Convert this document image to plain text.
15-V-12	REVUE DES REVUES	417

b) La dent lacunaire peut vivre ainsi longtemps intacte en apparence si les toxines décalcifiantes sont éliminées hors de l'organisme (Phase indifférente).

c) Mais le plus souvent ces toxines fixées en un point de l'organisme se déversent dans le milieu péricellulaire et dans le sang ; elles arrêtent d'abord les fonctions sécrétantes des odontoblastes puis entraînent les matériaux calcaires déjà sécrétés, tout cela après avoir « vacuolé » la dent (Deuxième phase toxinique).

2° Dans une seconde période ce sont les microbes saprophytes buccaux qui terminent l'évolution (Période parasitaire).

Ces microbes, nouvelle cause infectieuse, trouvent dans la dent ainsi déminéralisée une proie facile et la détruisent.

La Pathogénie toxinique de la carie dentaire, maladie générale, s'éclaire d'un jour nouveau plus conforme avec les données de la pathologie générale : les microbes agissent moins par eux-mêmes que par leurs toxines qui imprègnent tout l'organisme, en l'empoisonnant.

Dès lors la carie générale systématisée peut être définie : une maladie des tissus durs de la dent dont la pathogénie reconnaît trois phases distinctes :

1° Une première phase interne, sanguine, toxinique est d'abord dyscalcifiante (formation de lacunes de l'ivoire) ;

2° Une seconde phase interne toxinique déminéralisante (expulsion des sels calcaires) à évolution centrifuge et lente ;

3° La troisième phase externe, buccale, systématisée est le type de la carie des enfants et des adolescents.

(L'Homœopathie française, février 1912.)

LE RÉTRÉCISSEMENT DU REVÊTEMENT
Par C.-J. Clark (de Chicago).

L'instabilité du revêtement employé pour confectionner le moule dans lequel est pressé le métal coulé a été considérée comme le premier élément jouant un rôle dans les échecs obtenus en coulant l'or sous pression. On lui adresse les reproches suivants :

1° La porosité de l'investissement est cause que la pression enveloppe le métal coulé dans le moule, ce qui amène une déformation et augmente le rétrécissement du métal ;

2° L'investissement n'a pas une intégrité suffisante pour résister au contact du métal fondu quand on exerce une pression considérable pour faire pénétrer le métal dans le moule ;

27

══════════

| ABOUT THIS TASK |
Repeat all of the data exactly. Include every line.

| TASK RESPONSE |
Convert this document image to plain text.
15-V-12	REVUE DES REVUES	417

b) La dent lacunaire peut vivre ainsi longtemps intacte en apparence si les toxines décalcifiantes sont éliminées hors de l'organisme (Phase indifférente).

c) Mais le plus souvent ces toxines fixées en un point de l'organisme se déversent dans le milieu péricellulaire et dans le sang ; elles arrêtent d'abord les fonctions sécrétantes des odontoblastes puis entraînent les matériaux calcaires déjà sécrétés, tout cela après avoir « vacuolé » la dent (Deuxième phase toxinique).

2° Dans une seconde période ce sont les microbes saprophytes buccaux qui terminent l'évolution (Période parasitaire).

Ces microbes, nouvelle cause infectieuse, trouvent dans la dent ainsi déminéralisée une proie facile et la détruisent.

La Pathogénie toxinique de la carie dentaire, maladie générale, s'éclaire d'un jour nouveau plus conforme avec les données de la pathologie générale : les microbes agissent moins par eux-mêmes que par leurs toxines qui imprègnent tout l'organisme, en l'empoisonnant.

Dès lors la carie générale systématisée peut être définie : une maladie des tissus durs de la dent dont la pathogénie reconnaît trois phases distinctes :

1° Une première phase interne, sanguine, toxinique est d'abord dyscalcifiante (formation de lacunes de l'ivoire) ;

2° Une seconde phase interne toxinique déminéralisante (expulsion des sels calcaires) à évolution centrifuge et lente ;

3° La troisième phase externe, buccale, systématisée est le type de la carie des enfants et des adolescents.

(L'Homœopathie française, février 1912.)

LE RÉTRÉCISSEMENT DU REVÊTEMENT
Par C.-J. Clark (de Chicago).

L'instabilité du revêtement employé pour confectionner le moule dans lequel est pressé le métal coulé a été considérée comme le premier élément jouant un rôle dans les échecs obtenus en coulant l'or sous pression. On lui adresse les reproches suivants :

1° La porosité de l'investissement est cause que la pression enveloppe le métal coulé dans le moule, ce qui amène une déformation et augmente le rétrécissement du métal ;

2° L'investissement n'a pas une intégrité suffisante pour résister au contact du métal fondu quand on exerce une pression considérable pour faire pénétrer le métal dans le moule ;

27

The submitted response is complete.